_Records shown_:

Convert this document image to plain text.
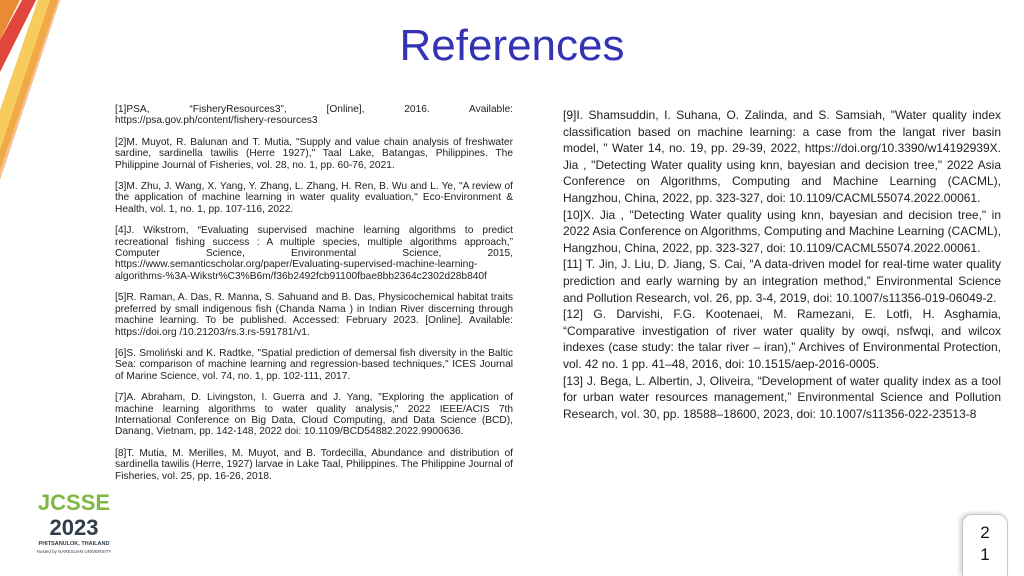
References

[1]PSA, “FisheryResources3”, [Online], 2016. Available: https://psa.gov.ph/content/fishery-resources3

[2]M. Muyot, R. Balunan and T. Mutia, "Supply and value chain analysis of freshwater sardine, sardinella tawilis (Herre 1927)," Taal Lake, Batangas, Philippines. The Philippine Journal of Fisheries, vol. 28, no. 1, pp. 60-76, 2021.

[3]M. Zhu, J. Wang, X. Yang, Y. Zhang, L. Zhang, H. Ren, B. Wu and L. Ye, "A review of the application of machine learning in water quality evaluation," Eco-Environment & Health, vol. 1, no. 1, pp. 107-116, 2022.

[4]J. Wikstrom, “Evaluating supervised machine learning algorithms to predict recreational fishing success : A multiple species, multiple algorithms approach,” Computer Science, Environmental Science, 2015, https://www.semanticscholar.org/paper/Evaluating-supervised-machine-learning-algorithms-%3A-Wikstr%C3%B6m/f36b2492fcb91100fbae8bb2364c2302d28b840f

[5]R. Raman, A. Das, R. Manna, S. Sahuand and B. Das, Physicochemical habitat traits preferred by small indigenous fish (Chanda Nama ) in Indian River discerning through machine learning. To be published. Accessed: February 2023. [Online]. Available: https://doi.org /10.21203/rs.3.rs-591781/v1.

[6]S. Smoliński and K. Radtke, "Spatial prediction of demersal fish diversity in the Baltic Sea: comparison of machine learning and regression-based techniques," ICES Journal of Marine Science, vol. 74, no. 1, pp. 102-111, 2017.

[7]A. Abraham, D. Livingston, I. Guerra and J. Yang, "Exploring the application of machine learning algorithms to water quality analysis," 2022 IEEE/ACIS 7th International Conference on Big Data, Cloud Computing, and Data Science (BCD), Danang, Vietnam, pp. 142-148, 2022 doi: 10.1109/BCD54882.2022.9900636.

[8]T. Mutia, M. Merilles, M. Muyot, and B. Tordecilla, Abundance and distribution of sardinella tawilis (Herre, 1927) larvae in Lake Taal, Philippines. The Philippine Journal of Fisheries, vol. 25, pp. 16-26, 2018.

[9]I. Shamsuddin, I. Suhana, O. Zalinda, and S. Samsiah, "Water quality index classification based on machine learning: a case from the langat river basin model, " Water 14, no. 19, pp. 29-39, 2022, https://doi.org/10.3390/w14192939X. Jia , "Detecting Water quality using knn, bayesian and decision tree," 2022 Asia Conference on Algorithms, Computing and Machine Learning (CACML), Hangzhou, China, 2022, pp. 323-327, doi: 10.1109/CACML55074.2022.00061.

[10]X. Jia , "Detecting Water quality using knn, bayesian and decision tree," in 2022 Asia Conference on Algorithms, Computing and Machine Learning (CACML), Hangzhou, China, 2022, pp. 323-327, doi: 10.1109/CACML55074.2022.00061.

[11] T. Jin, J. Liu, D. Jiang, S. Cai, “A data-driven model for real-time water quality prediction and early warning by an integration method,” Environmental Science and Pollution Research, vol. 26, pp. 3-4, 2019, doi: 10.1007/s11356-019-06049-2.

[12] G. Darvishi, F.G. Kootenaei, M. Ramezani, E. Lotfi, H. Asghamia, “Comparative investigation of river water quality by owqi, nsfwqi, and wilcox indexes (case study: the talar river – iran),” Archives of Environmental Protection, vol. 42 no. 1 pp. 41–48, 2016, doi: 10.1515/aep-2016-0005.

[13] J. Bega, L. Albertin, J, Oliveira, “Development of water quality index as a tool for urban water resources management,” Environmental Science and Pollution Research, vol. 30, pp. 18588–18600, 2023, doi: 10.1007/s11356-022-23513-8

JCSSE
2023
PHITSANULOK, THAILAND
Hosted by NARESUAN UNIVERSITY
2
1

_Exercise task_:
How many lines of the listing include the string "prediction"? Answer with the number alone.

_Solution to this exercise_:
2